▶ **Your objective**: Check each line of the entries below for the string "title"; copy every line where it appears.

Stored dataset items:
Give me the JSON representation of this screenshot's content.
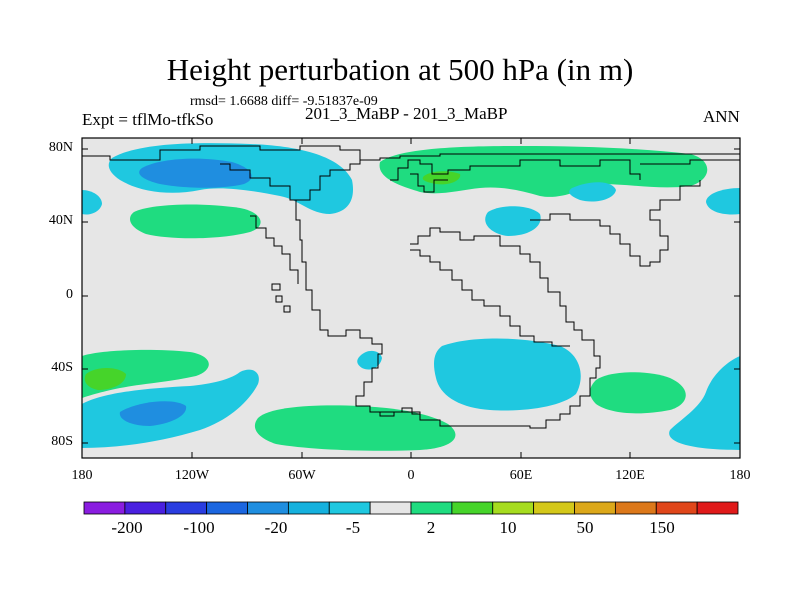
{
  "title": "Height perturbation at 500 hPa (in m)",
  "stats": "rmsd= 1.6688 diff= -9.51837e-09",
  "left_label": "Expt = tflMo-tfkSo",
  "center_label": "201_3_MaBP - 201_3_MaBP",
  "right_label": "ANN",
  "axes": {
    "y_ticks": [
      "80N",
      "40N",
      "0",
      "40S",
      "80S"
    ],
    "x_ticks": [
      "180",
      "120W",
      "60W",
      "0",
      "60E",
      "120E",
      "180"
    ]
  },
  "colorbar": {
    "colors": [
      "#8a1de0",
      "#4a20e0",
      "#2a3de0",
      "#1b66e0",
      "#1f8ee0",
      "#15b1de",
      "#1fc8e0",
      "#e6e6e6",
      "#1fdc80",
      "#46d42a",
      "#a6dc1f",
      "#d4c81a",
      "#dca81a",
      "#dc781a",
      "#e0461a",
      "#e01a1a"
    ],
    "labels": [
      "-200",
      "-100",
      "-20",
      "-5",
      "2",
      "10",
      "50",
      "150"
    ]
  },
  "fill_colors": {
    "land_bg": "#e6e6e6",
    "cyan": "#1fc8e0",
    "blue": "#1f8ee0",
    "green": "#1fdc80",
    "bright_green": "#46d42a"
  }
}
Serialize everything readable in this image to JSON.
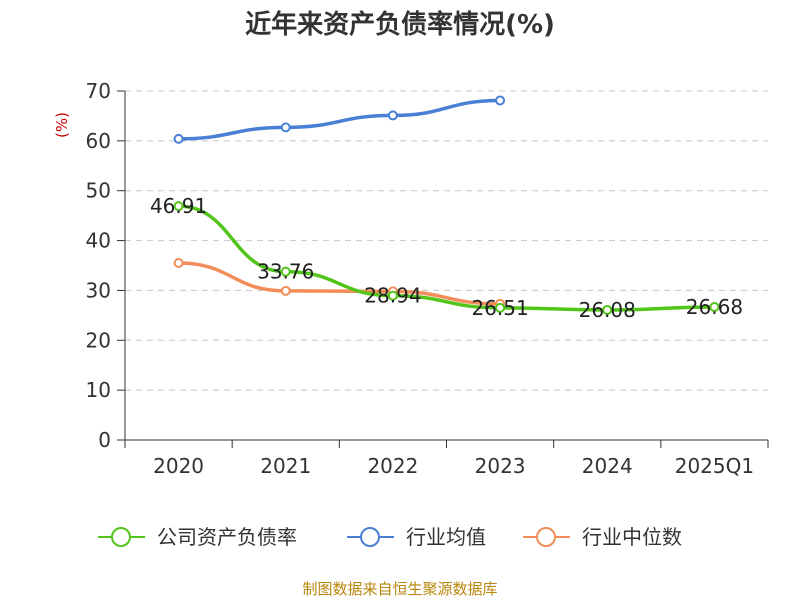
{
  "chart_data": {
    "type": "line",
    "title": "近年来资产负债率情况(%)",
    "ylabel": "(%)",
    "xlabel": "",
    "categories": [
      "2020",
      "2021",
      "2022",
      "2023",
      "2024",
      "2025Q1"
    ],
    "ylim": [
      0,
      70
    ],
    "yticks": [
      0,
      10,
      20,
      30,
      40,
      50,
      60,
      70
    ],
    "grid": true,
    "legend_position": "bottom",
    "series": [
      {
        "name": "公司资产负债率",
        "color": "#52c41a",
        "values": [
          46.91,
          33.76,
          28.94,
          26.51,
          26.08,
          26.68
        ],
        "labels": [
          "46.91",
          "33.76",
          "28.94",
          "26.51",
          "26.08",
          "26.68"
        ]
      },
      {
        "name": "行业均值",
        "color": "#4a7fd6",
        "values": [
          60.4,
          62.7,
          65.1,
          68.1,
          null,
          null
        ]
      },
      {
        "name": "行业中位数",
        "color": "#f28c58",
        "values": [
          35.5,
          29.9,
          29.8,
          27.3,
          null,
          null
        ]
      }
    ]
  },
  "source": "制图数据来自恒生聚源数据库"
}
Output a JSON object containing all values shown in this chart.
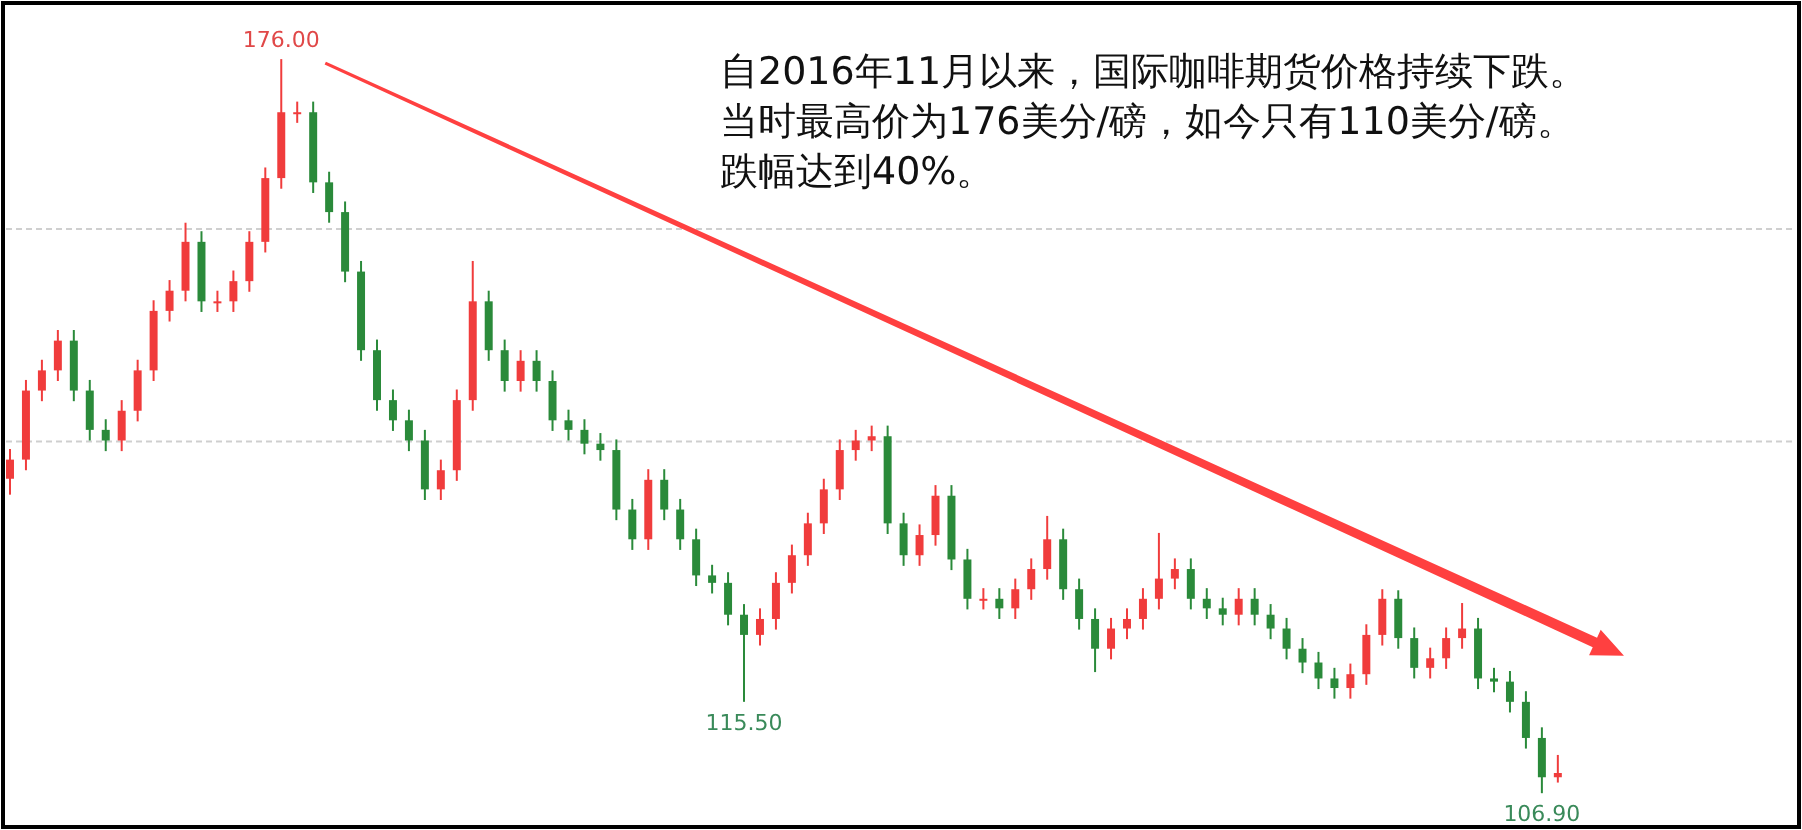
{
  "chart_data": {
    "type": "candlestick",
    "categories": [
      null,
      null,
      null,
      null,
      null,
      null,
      null,
      null,
      null,
      null,
      null,
      null,
      null,
      null,
      null,
      null,
      null,
      null,
      null,
      null,
      null,
      null,
      null,
      null,
      null,
      null,
      null,
      null,
      null,
      null,
      null,
      null,
      null,
      null,
      null,
      null,
      null,
      null,
      null,
      null,
      null,
      null,
      null,
      null,
      null,
      null,
      null,
      null,
      null,
      null,
      null,
      null,
      null,
      null,
      null,
      null,
      null,
      null,
      null,
      null,
      null,
      null,
      null,
      null,
      null,
      null,
      null,
      null,
      null,
      null,
      null,
      null,
      null,
      null,
      null,
      null,
      null,
      null,
      null,
      null,
      null,
      null,
      null,
      null,
      null,
      null,
      null,
      null,
      null,
      null,
      null,
      null,
      null,
      null,
      null,
      null,
      null,
      null
    ],
    "ohlc": [
      [
        136.5,
        139.3,
        135.0,
        138.3
      ],
      [
        138.3,
        145.8,
        137.3,
        144.8
      ],
      [
        144.8,
        147.7,
        143.8,
        146.7
      ],
      [
        146.7,
        150.5,
        145.7,
        149.5
      ],
      [
        149.5,
        150.5,
        143.8,
        144.8
      ],
      [
        144.8,
        145.8,
        140.1,
        141.1
      ],
      [
        141.1,
        142.1,
        139.1,
        140.1
      ],
      [
        140.1,
        143.9,
        139.1,
        142.9
      ],
      [
        142.9,
        147.7,
        141.9,
        146.7
      ],
      [
        146.7,
        153.3,
        145.7,
        152.3
      ],
      [
        152.3,
        155.2,
        151.3,
        154.2
      ],
      [
        154.2,
        160.6,
        153.2,
        158.8
      ],
      [
        158.8,
        159.8,
        152.2,
        153.2
      ],
      [
        153.2,
        154.2,
        152.2,
        153.2
      ],
      [
        153.2,
        156.1,
        152.2,
        155.1
      ],
      [
        155.1,
        159.8,
        154.1,
        158.8
      ],
      [
        158.8,
        165.8,
        157.8,
        164.8
      ],
      [
        164.8,
        176.0,
        163.8,
        171.0
      ],
      [
        171.0,
        172.0,
        170.0,
        171.0
      ],
      [
        171.0,
        172.0,
        163.4,
        164.4
      ],
      [
        164.4,
        165.4,
        160.6,
        161.6
      ],
      [
        161.6,
        162.6,
        155.0,
        156.0
      ],
      [
        156.0,
        157.0,
        147.6,
        148.6
      ],
      [
        148.6,
        149.6,
        142.9,
        143.9
      ],
      [
        143.9,
        144.9,
        141.0,
        142.0
      ],
      [
        142.0,
        143.0,
        139.1,
        140.1
      ],
      [
        140.1,
        141.1,
        134.5,
        135.5
      ],
      [
        135.5,
        138.3,
        134.5,
        137.3
      ],
      [
        137.3,
        144.9,
        136.3,
        143.9
      ],
      [
        143.9,
        157.0,
        142.9,
        153.2
      ],
      [
        153.2,
        154.2,
        147.6,
        148.6
      ],
      [
        148.6,
        149.6,
        144.7,
        145.7
      ],
      [
        145.7,
        148.6,
        144.7,
        147.6
      ],
      [
        147.6,
        148.6,
        144.7,
        145.7
      ],
      [
        145.7,
        146.7,
        141.0,
        142.0
      ],
      [
        142.0,
        143.0,
        140.1,
        141.1
      ],
      [
        141.1,
        142.1,
        138.8,
        139.8
      ],
      [
        139.8,
        140.8,
        138.2,
        139.2
      ],
      [
        139.2,
        140.2,
        132.6,
        133.6
      ],
      [
        133.6,
        134.6,
        129.8,
        130.8
      ],
      [
        130.8,
        137.4,
        129.8,
        136.4
      ],
      [
        136.4,
        137.4,
        132.6,
        133.6
      ],
      [
        133.6,
        134.6,
        129.8,
        130.8
      ],
      [
        130.8,
        131.8,
        126.4,
        127.4
      ],
      [
        127.4,
        128.4,
        125.7,
        126.7
      ],
      [
        126.7,
        127.7,
        122.7,
        123.7
      ],
      [
        123.7,
        124.7,
        115.5,
        121.8
      ],
      [
        121.8,
        124.3,
        120.8,
        123.3
      ],
      [
        123.3,
        127.7,
        122.3,
        126.7
      ],
      [
        126.7,
        130.3,
        125.7,
        129.3
      ],
      [
        129.3,
        133.3,
        128.3,
        132.3
      ],
      [
        132.3,
        136.5,
        131.3,
        135.5
      ],
      [
        135.5,
        140.2,
        134.5,
        139.2
      ],
      [
        139.2,
        141.1,
        138.2,
        140.1
      ],
      [
        140.1,
        141.5,
        139.1,
        140.5
      ],
      [
        140.5,
        141.5,
        131.3,
        132.3
      ],
      [
        132.3,
        133.3,
        128.3,
        129.3
      ],
      [
        129.3,
        132.2,
        128.3,
        131.2
      ],
      [
        131.2,
        135.9,
        130.2,
        134.9
      ],
      [
        134.9,
        135.9,
        127.9,
        128.9
      ],
      [
        128.9,
        129.9,
        124.2,
        125.2
      ],
      [
        125.2,
        126.2,
        124.2,
        125.2
      ],
      [
        125.2,
        126.2,
        123.3,
        124.3
      ],
      [
        124.3,
        127.1,
        123.3,
        126.1
      ],
      [
        126.1,
        129.0,
        125.1,
        128.0
      ],
      [
        128.0,
        133.0,
        127.0,
        130.8
      ],
      [
        130.8,
        131.8,
        125.1,
        126.1
      ],
      [
        126.1,
        127.1,
        122.3,
        123.3
      ],
      [
        123.3,
        124.3,
        118.3,
        120.5
      ],
      [
        120.5,
        123.4,
        119.5,
        122.4
      ],
      [
        122.4,
        124.3,
        121.4,
        123.3
      ],
      [
        123.3,
        126.2,
        122.3,
        125.2
      ],
      [
        125.2,
        131.4,
        124.2,
        127.1
      ],
      [
        127.1,
        129.0,
        126.1,
        128.0
      ],
      [
        128.0,
        129.0,
        124.2,
        125.2
      ],
      [
        125.2,
        126.2,
        123.3,
        124.3
      ],
      [
        124.3,
        125.3,
        122.7,
        123.7
      ],
      [
        123.7,
        126.2,
        122.7,
        125.2
      ],
      [
        125.2,
        126.2,
        122.7,
        123.7
      ],
      [
        123.7,
        124.7,
        121.4,
        122.4
      ],
      [
        122.4,
        123.4,
        119.5,
        120.5
      ],
      [
        120.5,
        121.5,
        118.2,
        119.2
      ],
      [
        119.2,
        120.2,
        116.7,
        117.7
      ],
      [
        117.7,
        118.7,
        115.8,
        116.8
      ],
      [
        116.8,
        119.1,
        115.8,
        118.1
      ],
      [
        118.1,
        122.8,
        117.1,
        121.8
      ],
      [
        121.8,
        126.1,
        120.8,
        125.2
      ],
      [
        125.2,
        126.0,
        120.5,
        121.5
      ],
      [
        121.5,
        122.5,
        117.7,
        118.7
      ],
      [
        118.7,
        120.6,
        117.7,
        119.6
      ],
      [
        119.6,
        122.5,
        118.6,
        121.5
      ],
      [
        121.5,
        124.8,
        120.5,
        122.4
      ],
      [
        122.4,
        123.4,
        116.7,
        117.7
      ],
      [
        117.7,
        118.7,
        116.4,
        117.4
      ],
      [
        117.4,
        118.4,
        114.5,
        115.5
      ],
      [
        115.5,
        116.5,
        111.1,
        112.1
      ],
      [
        112.1,
        113.1,
        106.9,
        108.4
      ],
      [
        108.4,
        110.5,
        107.9,
        108.8
      ]
    ],
    "ylim": [
      104,
      181
    ],
    "yticks": [
      {
        "value": 160,
        "label": null
      },
      {
        "value": 140,
        "label": null
      }
    ],
    "grid": "y",
    "annotations": [
      "自2016年11月以来，国际咖啡期货价格持续下跌。",
      "当时最高价为176美分/磅，如今只有110美分/磅。",
      "跌幅达到40%。",
      {
        "text": "176.00",
        "y": 176.0
      },
      {
        "text": "115.50",
        "y": 115.5
      },
      {
        "text": "106.90",
        "y": 106.9
      }
    ]
  }
}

▶ **Task output**:
  "title": "Height perturbation at 500 hPa (in m)",
    "title": "近年来资产负债率情况(%)",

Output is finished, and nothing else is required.